[Data excerpts]
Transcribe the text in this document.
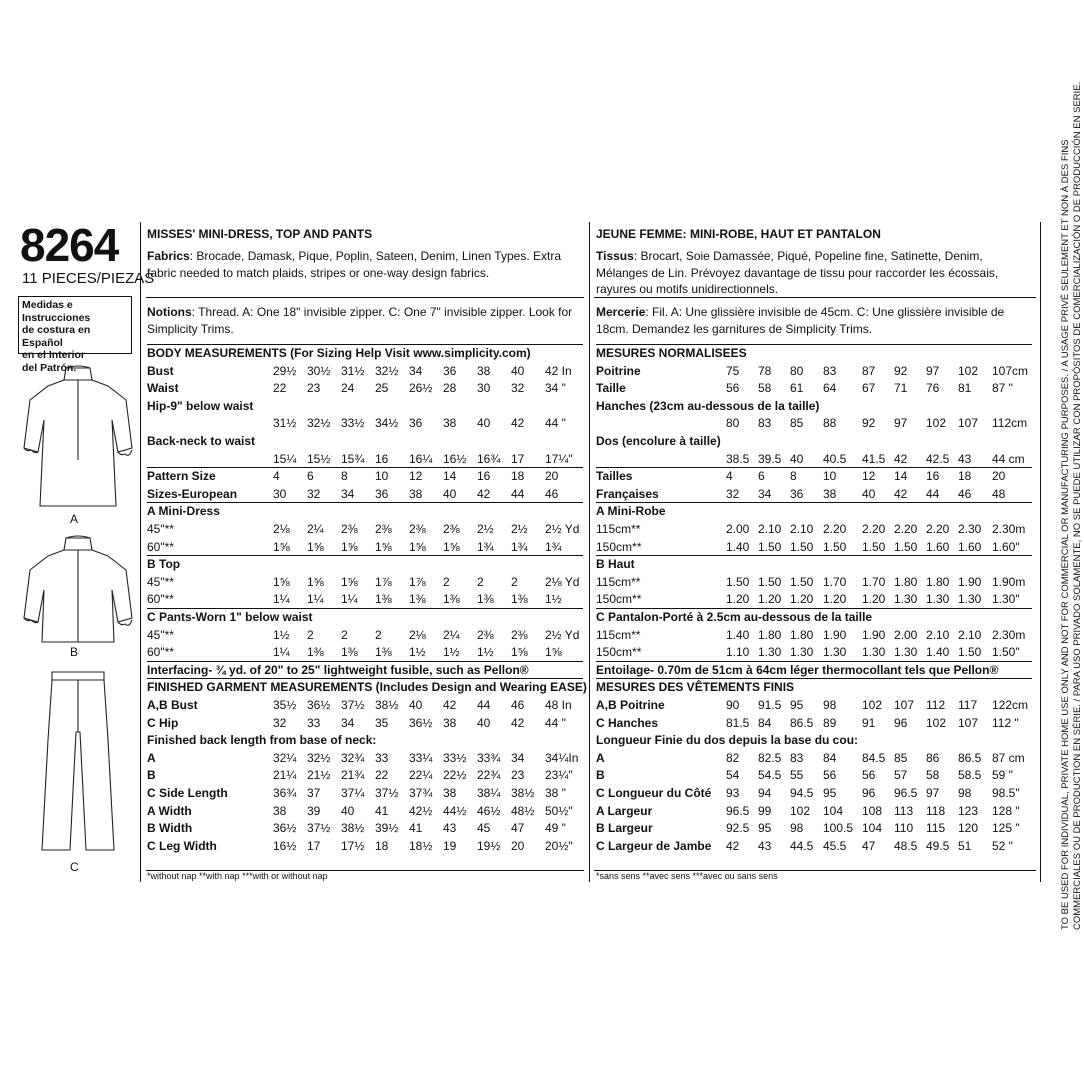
8264
11 PIECES/PIEZAS
Medidas e Instrucciones
de costura en Español
en el Interior
del Patrón.
A
B
C
MISSES' MINI-DRESS, TOP AND PANTS
Fabrics: Brocade, Damask, Pique, Poplin, Sateen, Denim, Linen Types. Extra fabric needed to match plaids, stripes or one-way design fabrics.
Notions: Thread. A: One 18" invisible zipper. C: One 7" invisible zipper. Look for Simplicity Trims.
JEUNE FEMME: MINI-ROBE, HAUT ET PANTALON
Tissus: Brocart, Soie Damassée, Piqué, Popeline fine, Satinette, Denim, Mélanges de Lin. Prévoyez davantage de tissu pour raccorder les écossais, rayures ou motifs unidirectionnels.
Mercerie: Fil. A: Une glissière invisible de 45cm. C: Une glissière invisible de 18cm. Demandez les garnitures de Simplicity Trims.
BODY MEASUREMENTS (For Sizing Help Visit www.simplicity.com)
Bust	29½ 30½ 31½ 32½ 34 36 38 40 42 In
Waist	22 23 24 25 26½ 28 30 32 34 "
Hip-9" below waist
31½ 32½ 33½ 34½ 36 38 40 42 44 "
Back-neck to waist
15¼ 15½ 15¾ 16 16¼ 16½ 16¾ 17 17¼"
Pattern Size	4 6 8 10 12 14 16 18 20
Sizes-European	30 32 34 36 38 40 42 44 46
A Mini-Dress
45"**	2⅛ 2¼ 2⅜ 2⅜ 2⅜ 2⅜ 2½ 2½ 2½ Yd
60"**	1⅝ 1⅝ 1⅝ 1⅝ 1⅝ 1⅝ 1¾ 1¾ 1¾
B Top
45"**	1⅝ 1⅝ 1⅝ 1⅞ 1⅞ 2 2 2 2⅛ Yd
60"**	1¼ 1¼ 1¼ 1⅜ 1⅜ 1⅜ 1⅜ 1⅜ 1½
C Pants-Worn 1" below waist
45"**	1½ 2 2 2 2⅛ 2¼ 2⅜ 2⅜ 2½ Yd
60"**	1¼ 1⅜ 1⅜ 1⅜ 1½ 1½ 1½ 1⅝ 1⅝
Interfacing- ¾ yd. of 20" to 25" lightweight fusible, such as Pellon®
FINISHED GARMENT MEASUREMENTS (Includes Design and Wearing EASE)
A,B Bust	35½ 36½ 37½ 38½ 40 42 44 46 48 In
C Hip	32 33 34 35 36½ 38 40 42 44 "
Finished back length from base of neck:
A	32¼ 32½ 32¾ 33 33¼ 33½ 33¾ 34 34¼In
B	21¼ 21½ 21¾ 22 22¼ 22½ 22¾ 23 23¼"
C Side Length	36¾ 37 37¼ 37½ 37¾ 38 38¼ 38½ 38 "
A Width	38 39 40 41 42½ 44½ 46½ 48½ 50½"
B Width	36½ 37½ 38½ 39½ 41 43 45 47 49 "
C Leg Width	16½ 17 17½ 18 18½ 19 19½ 20 20½"
MESURES NORMALISEES
Poitrine	75 78 80 83 87 92 97 102 107cm
Taille	56 58 61 64 67 71 76 81 87 "
Hanches (23cm au-dessous de la taille)
80 83 85 88 92 97 102 107 112cm
Dos (encolure à taille)
38.5 39.5 40 40.5 41.5 42 42.5 43 44 cm
Tailles	4 6 8 10 12 14 16 18 20
Françaises	32 34 36 38 40 42 44 46 48
A Mini-Robe
115cm**	2.00 2.10 2.10 2.20 2.20 2.20 2.20 2.30 2.30m
150cm**	1.40 1.50 1.50 1.50 1.50 1.50 1.60 1.60 1.60"
B Haut
115cm**	1.50 1.50 1.50 1.70 1.70 1.80 1.80 1.90 1.90m
150cm**	1.20 1.20 1.20 1.20 1.20 1.30 1.30 1.30 1.30"
C Pantalon-Porté à 2.5cm au-dessous de la taille
115cm**	1.40 1.80 1.80 1.90 1.90 2.00 2.10 2.10 2.30m
150cm**	1.10 1.30 1.30 1.30 1.30 1.30 1.40 1.50 1.50"
Entoilage- 0.70m de 51cm à 64cm léger thermocollant tels que Pellon®
MESURES DES VÊTEMENTS FINIS
A,B Poitrine	90 91.5 95 98 102 107 112 117 122cm
C Hanches	81.5 84 86.5 89 91 96 102 107 112 "
Longueur Finie du dos depuis la base du cou:
A	82 82.5 83 84 84.5 85 86 86.5 87 cm
B	54 54.5 55 56 56 57 58 58.5 59 "
C Longueur du Côté 93 94 94.5 95 96 96.5 97 98 98.5"
A Largeur	96.5 99 102 104 108 113 118 123 128 "
B Largeur	92.5 95 98 100.5 104 110 115 120 125 "
C Largeur de Jambe 42 43 44.5 45.5 47 48.5 49.5 51 52 "
*without nap **with nap ***with or without nap	*sans sens **avec sens ***avec ou sans sens	TO BE USED FOR INDIVIDUAL, PRIVATE HOME USE ONLY AND NOT FOR COMMERCIAL OR MANUFACTURING PURPOSES. / A USAGE PRIVÉ SEULEMENT ET NON À DES FINS COMMERCIALES OU DE PRODUCTION EN SÉRIE. / PARA USO PRIVADO SOLAMENTE, NO SE PUEDE UTILIZAR CON PROPÓSITOS DE COMERCIALIZACIÓN O DE PRODUCCIÓN EN SERIE.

Stated problem: Make an exact copy of all entries above, dropping the images.

Completed task:
Transcribe the text in this document.
8264
11 PIECES/PIEZAS
Medidas e Instrucciones
de costura en Español
en el Interior
del Patrón.
A
B
C
MISSES' MINI-DRESS, TOP AND PANTS
Fabrics: Brocade, Damask, Pique, Poplin, Sateen, Denim, Linen Types. Extra fabric needed to match plaids, stripes or one-way design fabrics.
Notions: Thread. A: One 18" invisible zipper. C: One 7" invisible zipper. Look for Simplicity Trims.
JEUNE FEMME: MINI-ROBE, HAUT ET PANTALON
Tissus: Brocart, Soie Damassée, Piqué, Popeline fine, Satinette, Denim, Mélanges de Lin. Prévoyez davantage de tissu pour raccorder les écossais, rayures ou motifs unidirectionnels.
Mercerie: Fil. A: Une glissière invisible de 45cm. C: Une glissière invisible de 18cm. Demandez les garnitures de Simplicity Trims.
BODY MEASUREMENTS (For Sizing Help Visit www.simplicity.com)
Bust	29½ 30½ 31½ 32½ 34 36 38 40 42 In
Waist	22 23 24 25 26½ 28 30 32 34 "
Hip-9" below waist
31½ 32½ 33½ 34½ 36 38 40 42 44 "
Back-neck to waist
15¼ 15½ 15¾ 16 16¼ 16½ 16¾ 17 17¼"
Pattern Size	4 6 8 10 12 14 16 18 20
Sizes-European	30 32 34 36 38 40 42 44 46
A Mini-Dress
45"**	2⅛ 2¼ 2⅜ 2⅜ 2⅜ 2⅜ 2½ 2½ 2½ Yd
60"**	1⅝ 1⅝ 1⅝ 1⅝ 1⅝ 1⅝ 1¾ 1¾ 1¾
B Top
45"**	1⅝ 1⅝ 1⅝ 1⅞ 1⅞ 2 2 2 2⅛ Yd
60"**	1¼ 1¼ 1¼ 1⅜ 1⅜ 1⅜ 1⅜ 1⅜ 1½
C Pants-Worn 1" below waist
45"**	1½ 2 2 2 2⅛ 2¼ 2⅜ 2⅜ 2½ Yd
60"**	1¼ 1⅜ 1⅜ 1⅜ 1½ 1½ 1½ 1⅝ 1⅝
Interfacing- ¾ yd. of 20" to 25" lightweight fusible, such as Pellon®
FINISHED GARMENT MEASUREMENTS (Includes Design and Wearing EASE)
A,B Bust	35½ 36½ 37½ 38½ 40 42 44 46 48 In
C Hip	32 33 34 35 36½ 38 40 42 44 "
Finished back length from base of neck:
A	32¼ 32½ 32¾ 33 33¼ 33½ 33¾ 34 34¼In
B	21¼ 21½ 21¾ 22 22¼ 22½ 22¾ 23 23¼"
C Side Length	36¾ 37 37¼ 37½ 37¾ 38 38¼ 38½ 38 "
A Width	38 39 40 41 42½ 44½ 46½ 48½ 50½"
B Width	36½ 37½ 38½ 39½ 41 43 45 47 49 "
C Leg Width	16½ 17 17½ 18 18½ 19 19½ 20 20½"
MESURES NORMALISEES
Poitrine	75 78 80 83 87 92 97 102 107cm
Taille	56 58 61 64 67 71 76 81 87 "
Hanches (23cm au-dessous de la taille)
80 83 85 88 92 97 102 107 112cm
Dos (encolure à taille)
38.5 39.5 40 40.5 41.5 42 42.5 43 44 cm
Tailles	4 6 8 10 12 14 16 18 20
Françaises	32 34 36 38 40 42 44 46 48
A Mini-Robe
115cm**	2.00 2.10 2.10 2.20 2.20 2.20 2.20 2.30 2.30m
150cm**	1.40 1.50 1.50 1.50 1.50 1.50 1.60 1.60 1.60"
B Haut
115cm**	1.50 1.50 1.50 1.70 1.70 1.80 1.80 1.90 1.90m
150cm**	1.20 1.20 1.20 1.20 1.20 1.30 1.30 1.30 1.30"
C Pantalon-Porté à 2.5cm au-dessous de la taille
115cm**	1.40 1.80 1.80 1.90 1.90 2.00 2.10 2.10 2.30m
150cm**	1.10 1.30 1.30 1.30 1.30 1.30 1.40 1.50 1.50"
Entoilage- 0.70m de 51cm à 64cm léger thermocollant tels que Pellon®
MESURES DES VÊTEMENTS FINIS
A,B Poitrine	90 91.5 95 98 102 107 112 117 122cm
C Hanches	81.5 84 86.5 89 91 96 102 107 112 "
Longueur Finie du dos depuis la base du cou:
A	82 82.5 83 84 84.5 85 86 86.5 87 cm
B	54 54.5 55 56 56 57 58 58.5 59 "
C Longueur du Côté 93 94 94.5 95 96 96.5 97 98 98.5"
A Largeur	96.5 99 102 104 108 113 118 123 128 "
B Largeur	92.5 95 98 100.5 104 110 115 120 125 "
C Largeur de Jambe 42 43 44.5 45.5 47 48.5 49.5 51 52 "
*without nap **with nap ***with or without nap	*sans sens **avec sens ***avec ou sans sens	TO BE USED FOR INDIVIDUAL, PRIVATE HOME USE ONLY AND NOT FOR COMMERCIAL OR MANUFACTURING PURPOSES. / A USAGE PRIVÉ SEULEMENT ET NON À DES FINS COMMERCIALES OU DE PRODUCTION EN SÉRIE. / PARA USO PRIVADO SOLAMENTE, NO SE PUEDE UTILIZAR CON PROPÓSITOS DE COMERCIALIZACIÓN O DE PRODUCCIÓN EN SERIE.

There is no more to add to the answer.